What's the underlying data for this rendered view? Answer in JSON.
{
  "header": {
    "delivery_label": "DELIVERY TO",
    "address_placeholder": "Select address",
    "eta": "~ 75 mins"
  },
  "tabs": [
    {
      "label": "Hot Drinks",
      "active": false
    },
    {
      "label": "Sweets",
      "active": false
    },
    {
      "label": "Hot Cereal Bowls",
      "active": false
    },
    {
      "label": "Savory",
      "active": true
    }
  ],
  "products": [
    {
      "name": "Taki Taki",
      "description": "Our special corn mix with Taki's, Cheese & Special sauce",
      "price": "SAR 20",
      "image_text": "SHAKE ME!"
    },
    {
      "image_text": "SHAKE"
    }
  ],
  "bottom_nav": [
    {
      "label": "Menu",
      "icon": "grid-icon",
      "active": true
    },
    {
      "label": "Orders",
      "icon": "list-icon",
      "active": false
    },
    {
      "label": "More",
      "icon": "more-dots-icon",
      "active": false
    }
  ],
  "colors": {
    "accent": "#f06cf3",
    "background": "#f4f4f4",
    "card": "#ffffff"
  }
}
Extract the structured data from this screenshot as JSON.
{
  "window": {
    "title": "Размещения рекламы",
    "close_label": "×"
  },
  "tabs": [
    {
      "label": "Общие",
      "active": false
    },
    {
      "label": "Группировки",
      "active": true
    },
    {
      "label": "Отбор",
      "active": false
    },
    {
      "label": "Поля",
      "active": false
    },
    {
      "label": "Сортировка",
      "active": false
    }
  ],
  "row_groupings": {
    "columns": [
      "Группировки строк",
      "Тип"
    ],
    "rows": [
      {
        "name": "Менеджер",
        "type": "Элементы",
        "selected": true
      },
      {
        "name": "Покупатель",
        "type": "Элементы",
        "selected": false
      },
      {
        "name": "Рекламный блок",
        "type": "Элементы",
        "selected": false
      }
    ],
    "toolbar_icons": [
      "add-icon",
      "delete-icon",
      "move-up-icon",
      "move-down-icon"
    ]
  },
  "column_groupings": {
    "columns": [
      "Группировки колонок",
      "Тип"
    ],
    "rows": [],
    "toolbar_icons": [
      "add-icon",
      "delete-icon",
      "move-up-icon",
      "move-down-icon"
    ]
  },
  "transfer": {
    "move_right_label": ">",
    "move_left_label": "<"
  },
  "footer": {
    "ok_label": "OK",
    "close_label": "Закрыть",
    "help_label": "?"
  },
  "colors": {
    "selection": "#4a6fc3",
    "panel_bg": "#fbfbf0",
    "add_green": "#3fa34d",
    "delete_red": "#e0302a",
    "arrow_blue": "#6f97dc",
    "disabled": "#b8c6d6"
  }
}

## YOUR TASK
Quote all of the entries exactly as they appear.

## COMPLETE RESPONSE
What's the underlying data for this rendered view? Answer in JSON.
{
  "header": {
    "delivery_label": "DELIVERY TO",
    "address_placeholder": "Select address",
    "eta": "~ 75 mins"
  },
  "tabs": [
    {
      "label": "Hot Drinks",
      "active": false
    },
    {
      "label": "Sweets",
      "active": false
    },
    {
      "label": "Hot Cereal Bowls",
      "active": false
    },
    {
      "label": "Savory",
      "active": true
    }
  ],
  "products": [
    {
      "name": "Taki Taki",
      "description": "Our special corn mix with Taki's, Cheese & Special sauce",
      "price": "SAR 20",
      "image_text": "SHAKE ME!"
    },
    {
      "image_text": "SHAKE"
    }
  ],
  "bottom_nav": [
    {
      "label": "Menu",
      "icon": "grid-icon",
      "active": true
    },
    {
      "label": "Orders",
      "icon": "list-icon",
      "active": false
    },
    {
      "label": "More",
      "icon": "more-dots-icon",
      "active": false
    }
  ],
  "colors": {
    "accent": "#f06cf3",
    "background": "#f4f4f4",
    "card": "#ffffff"
  }
}
Extract the structured data from this screenshot as JSON.
{
  "window": {
    "title": "Размещения рекламы",
    "close_label": "×"
  },
  "tabs": [
    {
      "label": "Общие",
      "active": false
    },
    {
      "label": "Группировки",
      "active": true
    },
    {
      "label": "Отбор",
      "active": false
    },
    {
      "label": "Поля",
      "active": false
    },
    {
      "label": "Сортировка",
      "active": false
    }
  ],
  "row_groupings": {
    "columns": [
      "Группировки строк",
      "Тип"
    ],
    "rows": [
      {
        "name": "Менеджер",
        "type": "Элементы",
        "selected": true
      },
      {
        "name": "Покупатель",
        "type": "Элементы",
        "selected": false
      },
      {
        "name": "Рекламный блок",
        "type": "Элементы",
        "selected": false
      }
    ],
    "toolbar_icons": [
      "add-icon",
      "delete-icon",
      "move-up-icon",
      "move-down-icon"
    ]
  },
  "column_groupings": {
    "columns": [
      "Группировки колонок",
      "Тип"
    ],
    "rows": [],
    "toolbar_icons": [
      "add-icon",
      "delete-icon",
      "move-up-icon",
      "move-down-icon"
    ]
  },
  "transfer": {
    "move_right_label": ">",
    "move_left_label": "<"
  },
  "footer": {
    "ok_label": "OK",
    "close_label": "Закрыть",
    "help_label": "?"
  },
  "colors": {
    "selection": "#4a6fc3",
    "panel_bg": "#fbfbf0",
    "add_green": "#3fa34d",
    "delete_red": "#e0302a",
    "arrow_blue": "#6f97dc",
    "disabled": "#b8c6d6"
  }
}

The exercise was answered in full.